-- Start Data rows --

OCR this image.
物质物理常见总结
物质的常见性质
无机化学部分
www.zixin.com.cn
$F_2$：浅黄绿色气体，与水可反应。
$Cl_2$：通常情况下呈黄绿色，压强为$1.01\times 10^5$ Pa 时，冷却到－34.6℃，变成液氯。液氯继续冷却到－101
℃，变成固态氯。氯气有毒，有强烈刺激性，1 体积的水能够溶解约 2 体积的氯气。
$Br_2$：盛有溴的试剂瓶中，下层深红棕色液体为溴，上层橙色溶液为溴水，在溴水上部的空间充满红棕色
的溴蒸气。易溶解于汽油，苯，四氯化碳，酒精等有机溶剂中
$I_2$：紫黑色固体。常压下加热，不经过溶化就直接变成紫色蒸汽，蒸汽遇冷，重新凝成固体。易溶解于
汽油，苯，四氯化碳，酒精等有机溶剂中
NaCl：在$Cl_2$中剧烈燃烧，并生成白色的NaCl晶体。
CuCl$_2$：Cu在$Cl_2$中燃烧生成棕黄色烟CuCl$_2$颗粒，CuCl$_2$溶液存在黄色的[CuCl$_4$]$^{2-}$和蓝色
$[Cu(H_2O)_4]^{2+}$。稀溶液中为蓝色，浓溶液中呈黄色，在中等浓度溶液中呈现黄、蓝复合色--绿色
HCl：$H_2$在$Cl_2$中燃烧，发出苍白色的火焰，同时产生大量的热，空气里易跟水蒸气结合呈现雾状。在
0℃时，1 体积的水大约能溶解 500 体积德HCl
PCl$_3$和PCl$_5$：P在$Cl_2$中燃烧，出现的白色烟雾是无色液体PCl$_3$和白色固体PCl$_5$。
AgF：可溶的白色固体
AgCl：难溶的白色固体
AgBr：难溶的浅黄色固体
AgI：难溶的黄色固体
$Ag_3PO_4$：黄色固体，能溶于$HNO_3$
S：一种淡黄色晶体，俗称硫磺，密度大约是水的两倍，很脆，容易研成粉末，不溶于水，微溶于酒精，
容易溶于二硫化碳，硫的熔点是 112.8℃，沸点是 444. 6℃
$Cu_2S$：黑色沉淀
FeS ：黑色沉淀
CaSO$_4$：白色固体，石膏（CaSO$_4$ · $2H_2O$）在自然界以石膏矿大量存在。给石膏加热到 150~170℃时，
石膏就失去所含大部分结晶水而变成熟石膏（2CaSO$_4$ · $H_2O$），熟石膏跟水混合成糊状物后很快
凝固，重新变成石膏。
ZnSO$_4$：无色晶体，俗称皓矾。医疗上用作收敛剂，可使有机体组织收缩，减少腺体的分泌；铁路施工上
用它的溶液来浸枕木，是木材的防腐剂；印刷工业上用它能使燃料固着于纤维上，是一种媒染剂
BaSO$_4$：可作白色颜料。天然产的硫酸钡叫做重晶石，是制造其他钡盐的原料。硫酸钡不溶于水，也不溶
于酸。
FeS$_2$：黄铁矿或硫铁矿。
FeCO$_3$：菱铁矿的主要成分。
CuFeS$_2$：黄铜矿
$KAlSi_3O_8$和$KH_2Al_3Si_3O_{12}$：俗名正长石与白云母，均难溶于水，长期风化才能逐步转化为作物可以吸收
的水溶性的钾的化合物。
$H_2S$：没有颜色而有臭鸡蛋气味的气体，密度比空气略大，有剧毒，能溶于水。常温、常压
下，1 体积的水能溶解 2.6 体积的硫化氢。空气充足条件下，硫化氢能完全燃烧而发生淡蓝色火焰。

-- End Data rows --

Instruction:
Lines that include the word "四氯化碳" are to be extracted from the data above.

Written response:
的溴蒸气。易溶解于汽油，苯，四氯化碳，酒精等有机溶剂中
汽油，苯，四氯化碳，酒精等有机溶剂中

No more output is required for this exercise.